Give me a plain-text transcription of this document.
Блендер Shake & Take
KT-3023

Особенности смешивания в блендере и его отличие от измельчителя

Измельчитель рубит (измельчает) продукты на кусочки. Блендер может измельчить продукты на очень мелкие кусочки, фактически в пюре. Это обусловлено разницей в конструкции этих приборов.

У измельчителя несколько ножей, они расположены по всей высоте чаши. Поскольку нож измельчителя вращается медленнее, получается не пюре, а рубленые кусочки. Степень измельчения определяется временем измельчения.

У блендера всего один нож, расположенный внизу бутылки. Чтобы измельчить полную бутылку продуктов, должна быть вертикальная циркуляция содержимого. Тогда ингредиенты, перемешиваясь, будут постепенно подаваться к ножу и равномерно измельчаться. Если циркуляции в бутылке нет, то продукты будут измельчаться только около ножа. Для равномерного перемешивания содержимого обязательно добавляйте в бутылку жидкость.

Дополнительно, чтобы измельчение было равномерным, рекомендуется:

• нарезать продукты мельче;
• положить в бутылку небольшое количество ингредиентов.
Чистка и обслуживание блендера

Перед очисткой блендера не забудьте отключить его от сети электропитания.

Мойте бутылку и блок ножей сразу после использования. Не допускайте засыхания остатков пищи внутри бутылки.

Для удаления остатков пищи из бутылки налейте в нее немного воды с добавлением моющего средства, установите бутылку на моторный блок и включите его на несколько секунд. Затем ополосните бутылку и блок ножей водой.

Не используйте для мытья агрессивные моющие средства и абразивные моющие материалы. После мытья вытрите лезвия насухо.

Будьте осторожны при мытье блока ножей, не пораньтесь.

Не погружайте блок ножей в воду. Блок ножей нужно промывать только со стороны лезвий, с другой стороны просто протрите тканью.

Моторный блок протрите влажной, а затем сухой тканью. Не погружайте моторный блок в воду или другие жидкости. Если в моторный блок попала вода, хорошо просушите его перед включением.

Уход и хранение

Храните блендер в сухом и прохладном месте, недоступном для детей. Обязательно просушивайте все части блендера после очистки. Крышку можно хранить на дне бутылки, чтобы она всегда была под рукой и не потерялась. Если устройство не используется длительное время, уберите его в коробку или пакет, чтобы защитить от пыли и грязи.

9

• • • •

▶ [Your task] Gather all the lines that include the word "воду" and copy them out.

▶ [Answer to the problem]
Не погружайте блок ножей в воду. Блок ножей нужно промывать только со стороны лезвий, с другой стороны просто протрите тканью.
Моторный блок протрите влажной, а затем сухой тканью. Не погружайте моторный блок в воду или другие жидкости. Если в моторный блок попала вода, хорошо просушите его перед включением.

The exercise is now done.